## Goal
Check each line of the data below for the word "Polynoidae", then extract the ones that have it.

====== Given data

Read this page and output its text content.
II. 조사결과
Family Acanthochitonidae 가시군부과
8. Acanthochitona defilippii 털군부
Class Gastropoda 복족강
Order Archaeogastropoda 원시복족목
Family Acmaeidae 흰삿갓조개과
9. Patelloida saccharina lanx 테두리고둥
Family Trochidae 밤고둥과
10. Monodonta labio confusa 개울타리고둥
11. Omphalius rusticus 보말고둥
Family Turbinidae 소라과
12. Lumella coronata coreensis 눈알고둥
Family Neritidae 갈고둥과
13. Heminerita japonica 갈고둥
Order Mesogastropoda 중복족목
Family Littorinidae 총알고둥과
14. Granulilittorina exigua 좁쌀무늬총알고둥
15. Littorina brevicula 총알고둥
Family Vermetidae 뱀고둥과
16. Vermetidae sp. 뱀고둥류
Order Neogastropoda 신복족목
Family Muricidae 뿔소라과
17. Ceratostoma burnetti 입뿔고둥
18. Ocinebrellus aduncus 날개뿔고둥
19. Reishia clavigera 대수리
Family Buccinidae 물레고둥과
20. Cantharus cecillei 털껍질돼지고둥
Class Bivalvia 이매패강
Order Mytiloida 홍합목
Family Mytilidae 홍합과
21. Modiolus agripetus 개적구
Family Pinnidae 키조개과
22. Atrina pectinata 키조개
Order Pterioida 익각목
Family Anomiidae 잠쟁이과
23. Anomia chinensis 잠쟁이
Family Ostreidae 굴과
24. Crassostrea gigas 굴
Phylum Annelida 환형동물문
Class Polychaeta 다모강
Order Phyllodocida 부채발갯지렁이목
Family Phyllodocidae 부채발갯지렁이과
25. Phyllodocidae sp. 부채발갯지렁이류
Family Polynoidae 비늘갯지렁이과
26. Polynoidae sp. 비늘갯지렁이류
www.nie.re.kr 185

============

## Expected answer
Family Polynoidae 비늘갯지렁이과
26. Polynoidae sp. 비늘갯지렁이류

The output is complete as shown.